** WHAT THIS TASK INVOLVES **
Copy the data that follows exactly. Include no pictures.

Entries taken from a collection:
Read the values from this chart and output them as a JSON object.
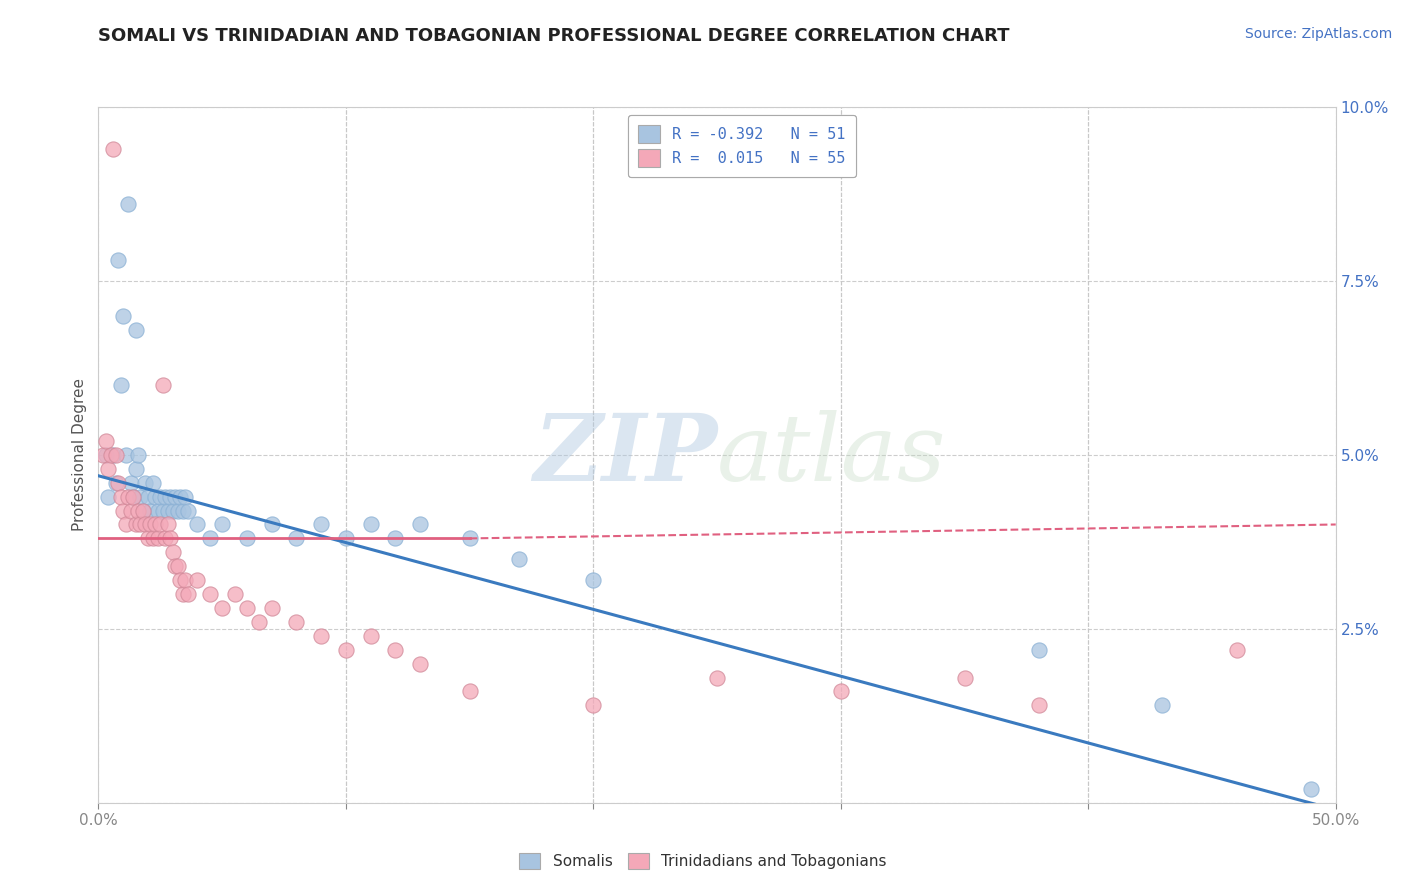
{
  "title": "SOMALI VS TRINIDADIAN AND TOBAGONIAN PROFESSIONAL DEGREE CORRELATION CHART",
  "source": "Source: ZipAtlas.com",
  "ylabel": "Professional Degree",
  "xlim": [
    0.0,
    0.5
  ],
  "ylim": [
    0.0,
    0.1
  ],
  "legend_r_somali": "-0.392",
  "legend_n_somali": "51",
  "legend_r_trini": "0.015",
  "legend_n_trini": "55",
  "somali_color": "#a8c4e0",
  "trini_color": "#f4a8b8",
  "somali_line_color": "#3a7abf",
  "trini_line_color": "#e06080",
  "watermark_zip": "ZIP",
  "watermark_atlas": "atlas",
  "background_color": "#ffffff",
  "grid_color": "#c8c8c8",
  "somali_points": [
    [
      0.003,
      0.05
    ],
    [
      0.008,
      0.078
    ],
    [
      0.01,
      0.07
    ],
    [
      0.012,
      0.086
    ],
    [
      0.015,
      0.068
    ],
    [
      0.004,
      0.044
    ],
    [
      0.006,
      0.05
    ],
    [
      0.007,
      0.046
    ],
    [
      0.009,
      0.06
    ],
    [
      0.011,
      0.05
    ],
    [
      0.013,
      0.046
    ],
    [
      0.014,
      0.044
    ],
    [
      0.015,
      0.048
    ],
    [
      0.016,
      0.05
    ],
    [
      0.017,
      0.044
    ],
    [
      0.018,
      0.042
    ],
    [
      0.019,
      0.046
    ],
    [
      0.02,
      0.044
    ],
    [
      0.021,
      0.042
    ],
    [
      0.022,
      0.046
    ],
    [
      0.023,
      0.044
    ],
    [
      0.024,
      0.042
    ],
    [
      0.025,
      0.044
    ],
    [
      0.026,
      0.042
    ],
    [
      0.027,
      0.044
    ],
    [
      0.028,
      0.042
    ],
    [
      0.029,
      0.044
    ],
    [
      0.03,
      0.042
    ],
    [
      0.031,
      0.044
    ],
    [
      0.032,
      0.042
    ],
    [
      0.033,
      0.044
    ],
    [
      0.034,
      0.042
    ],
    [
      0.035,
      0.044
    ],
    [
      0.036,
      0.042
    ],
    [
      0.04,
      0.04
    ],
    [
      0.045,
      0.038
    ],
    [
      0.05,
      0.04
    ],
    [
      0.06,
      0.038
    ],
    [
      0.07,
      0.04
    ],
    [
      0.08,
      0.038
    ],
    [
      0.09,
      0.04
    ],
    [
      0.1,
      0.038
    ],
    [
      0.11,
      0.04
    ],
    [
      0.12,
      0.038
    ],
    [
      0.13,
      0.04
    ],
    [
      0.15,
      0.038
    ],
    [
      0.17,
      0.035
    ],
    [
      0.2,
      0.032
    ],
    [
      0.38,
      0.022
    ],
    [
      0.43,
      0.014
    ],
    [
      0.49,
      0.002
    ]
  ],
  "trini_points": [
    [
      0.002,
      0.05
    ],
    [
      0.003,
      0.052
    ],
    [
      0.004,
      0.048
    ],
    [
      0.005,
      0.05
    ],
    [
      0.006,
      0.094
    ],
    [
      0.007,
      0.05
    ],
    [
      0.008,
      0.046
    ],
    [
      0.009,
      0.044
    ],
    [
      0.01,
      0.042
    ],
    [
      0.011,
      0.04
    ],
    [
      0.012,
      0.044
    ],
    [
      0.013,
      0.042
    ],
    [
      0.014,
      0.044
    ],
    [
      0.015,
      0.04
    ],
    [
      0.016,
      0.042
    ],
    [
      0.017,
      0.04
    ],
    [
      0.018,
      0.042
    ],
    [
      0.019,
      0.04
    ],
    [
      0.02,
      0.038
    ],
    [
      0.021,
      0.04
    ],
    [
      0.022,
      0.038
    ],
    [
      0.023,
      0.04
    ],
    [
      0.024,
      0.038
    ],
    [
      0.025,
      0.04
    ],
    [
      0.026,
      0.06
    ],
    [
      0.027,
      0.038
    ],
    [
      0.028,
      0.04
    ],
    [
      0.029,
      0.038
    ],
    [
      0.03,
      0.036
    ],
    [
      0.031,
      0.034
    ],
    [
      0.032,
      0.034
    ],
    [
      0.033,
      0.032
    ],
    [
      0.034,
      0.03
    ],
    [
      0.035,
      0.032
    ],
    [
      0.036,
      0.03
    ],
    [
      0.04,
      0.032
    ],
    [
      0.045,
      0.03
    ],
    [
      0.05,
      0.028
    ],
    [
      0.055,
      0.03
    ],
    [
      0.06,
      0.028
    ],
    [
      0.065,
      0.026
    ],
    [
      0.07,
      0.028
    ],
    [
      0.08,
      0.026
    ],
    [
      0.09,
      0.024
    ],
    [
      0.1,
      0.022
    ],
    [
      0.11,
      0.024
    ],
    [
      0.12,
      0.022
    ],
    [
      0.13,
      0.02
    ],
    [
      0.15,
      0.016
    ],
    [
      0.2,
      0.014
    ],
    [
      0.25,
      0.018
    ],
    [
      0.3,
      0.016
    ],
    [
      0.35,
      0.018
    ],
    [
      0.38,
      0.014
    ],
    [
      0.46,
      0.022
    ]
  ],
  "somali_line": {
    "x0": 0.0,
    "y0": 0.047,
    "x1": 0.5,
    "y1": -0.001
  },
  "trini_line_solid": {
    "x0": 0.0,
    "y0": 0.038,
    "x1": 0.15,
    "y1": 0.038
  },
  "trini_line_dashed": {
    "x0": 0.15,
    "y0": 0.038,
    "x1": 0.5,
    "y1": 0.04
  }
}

** RESPONSE **
Read the values from this chart and output them as a JSON object.
{
  "title": "SOMALI VS TRINIDADIAN AND TOBAGONIAN PROFESSIONAL DEGREE CORRELATION CHART",
  "source": "Source: ZipAtlas.com",
  "ylabel": "Professional Degree",
  "xlim": [
    0.0,
    0.5
  ],
  "ylim": [
    0.0,
    0.1
  ],
  "legend_r_somali": "-0.392",
  "legend_n_somali": "51",
  "legend_r_trini": "0.015",
  "legend_n_trini": "55",
  "somali_color": "#a8c4e0",
  "trini_color": "#f4a8b8",
  "somali_line_color": "#3a7abf",
  "trini_line_color": "#e06080",
  "watermark_zip": "ZIP",
  "watermark_atlas": "atlas",
  "background_color": "#ffffff",
  "grid_color": "#c8c8c8",
  "somali_points": [
    [
      0.003,
      0.05
    ],
    [
      0.008,
      0.078
    ],
    [
      0.01,
      0.07
    ],
    [
      0.012,
      0.086
    ],
    [
      0.015,
      0.068
    ],
    [
      0.004,
      0.044
    ],
    [
      0.006,
      0.05
    ],
    [
      0.007,
      0.046
    ],
    [
      0.009,
      0.06
    ],
    [
      0.011,
      0.05
    ],
    [
      0.013,
      0.046
    ],
    [
      0.014,
      0.044
    ],
    [
      0.015,
      0.048
    ],
    [
      0.016,
      0.05
    ],
    [
      0.017,
      0.044
    ],
    [
      0.018,
      0.042
    ],
    [
      0.019,
      0.046
    ],
    [
      0.02,
      0.044
    ],
    [
      0.021,
      0.042
    ],
    [
      0.022,
      0.046
    ],
    [
      0.023,
      0.044
    ],
    [
      0.024,
      0.042
    ],
    [
      0.025,
      0.044
    ],
    [
      0.026,
      0.042
    ],
    [
      0.027,
      0.044
    ],
    [
      0.028,
      0.042
    ],
    [
      0.029,
      0.044
    ],
    [
      0.03,
      0.042
    ],
    [
      0.031,
      0.044
    ],
    [
      0.032,
      0.042
    ],
    [
      0.033,
      0.044
    ],
    [
      0.034,
      0.042
    ],
    [
      0.035,
      0.044
    ],
    [
      0.036,
      0.042
    ],
    [
      0.04,
      0.04
    ],
    [
      0.045,
      0.038
    ],
    [
      0.05,
      0.04
    ],
    [
      0.06,
      0.038
    ],
    [
      0.07,
      0.04
    ],
    [
      0.08,
      0.038
    ],
    [
      0.09,
      0.04
    ],
    [
      0.1,
      0.038
    ],
    [
      0.11,
      0.04
    ],
    [
      0.12,
      0.038
    ],
    [
      0.13,
      0.04
    ],
    [
      0.15,
      0.038
    ],
    [
      0.17,
      0.035
    ],
    [
      0.2,
      0.032
    ],
    [
      0.38,
      0.022
    ],
    [
      0.43,
      0.014
    ],
    [
      0.49,
      0.002
    ]
  ],
  "trini_points": [
    [
      0.002,
      0.05
    ],
    [
      0.003,
      0.052
    ],
    [
      0.004,
      0.048
    ],
    [
      0.005,
      0.05
    ],
    [
      0.006,
      0.094
    ],
    [
      0.007,
      0.05
    ],
    [
      0.008,
      0.046
    ],
    [
      0.009,
      0.044
    ],
    [
      0.01,
      0.042
    ],
    [
      0.011,
      0.04
    ],
    [
      0.012,
      0.044
    ],
    [
      0.013,
      0.042
    ],
    [
      0.014,
      0.044
    ],
    [
      0.015,
      0.04
    ],
    [
      0.016,
      0.042
    ],
    [
      0.017,
      0.04
    ],
    [
      0.018,
      0.042
    ],
    [
      0.019,
      0.04
    ],
    [
      0.02,
      0.038
    ],
    [
      0.021,
      0.04
    ],
    [
      0.022,
      0.038
    ],
    [
      0.023,
      0.04
    ],
    [
      0.024,
      0.038
    ],
    [
      0.025,
      0.04
    ],
    [
      0.026,
      0.06
    ],
    [
      0.027,
      0.038
    ],
    [
      0.028,
      0.04
    ],
    [
      0.029,
      0.038
    ],
    [
      0.03,
      0.036
    ],
    [
      0.031,
      0.034
    ],
    [
      0.032,
      0.034
    ],
    [
      0.033,
      0.032
    ],
    [
      0.034,
      0.03
    ],
    [
      0.035,
      0.032
    ],
    [
      0.036,
      0.03
    ],
    [
      0.04,
      0.032
    ],
    [
      0.045,
      0.03
    ],
    [
      0.05,
      0.028
    ],
    [
      0.055,
      0.03
    ],
    [
      0.06,
      0.028
    ],
    [
      0.065,
      0.026
    ],
    [
      0.07,
      0.028
    ],
    [
      0.08,
      0.026
    ],
    [
      0.09,
      0.024
    ],
    [
      0.1,
      0.022
    ],
    [
      0.11,
      0.024
    ],
    [
      0.12,
      0.022
    ],
    [
      0.13,
      0.02
    ],
    [
      0.15,
      0.016
    ],
    [
      0.2,
      0.014
    ],
    [
      0.25,
      0.018
    ],
    [
      0.3,
      0.016
    ],
    [
      0.35,
      0.018
    ],
    [
      0.38,
      0.014
    ],
    [
      0.46,
      0.022
    ]
  ],
  "somali_line": {
    "x0": 0.0,
    "y0": 0.047,
    "x1": 0.5,
    "y1": -0.001
  },
  "trini_line_solid": {
    "x0": 0.0,
    "y0": 0.038,
    "x1": 0.15,
    "y1": 0.038
  },
  "trini_line_dashed": {
    "x0": 0.15,
    "y0": 0.038,
    "x1": 0.5,
    "y1": 0.04
  }
}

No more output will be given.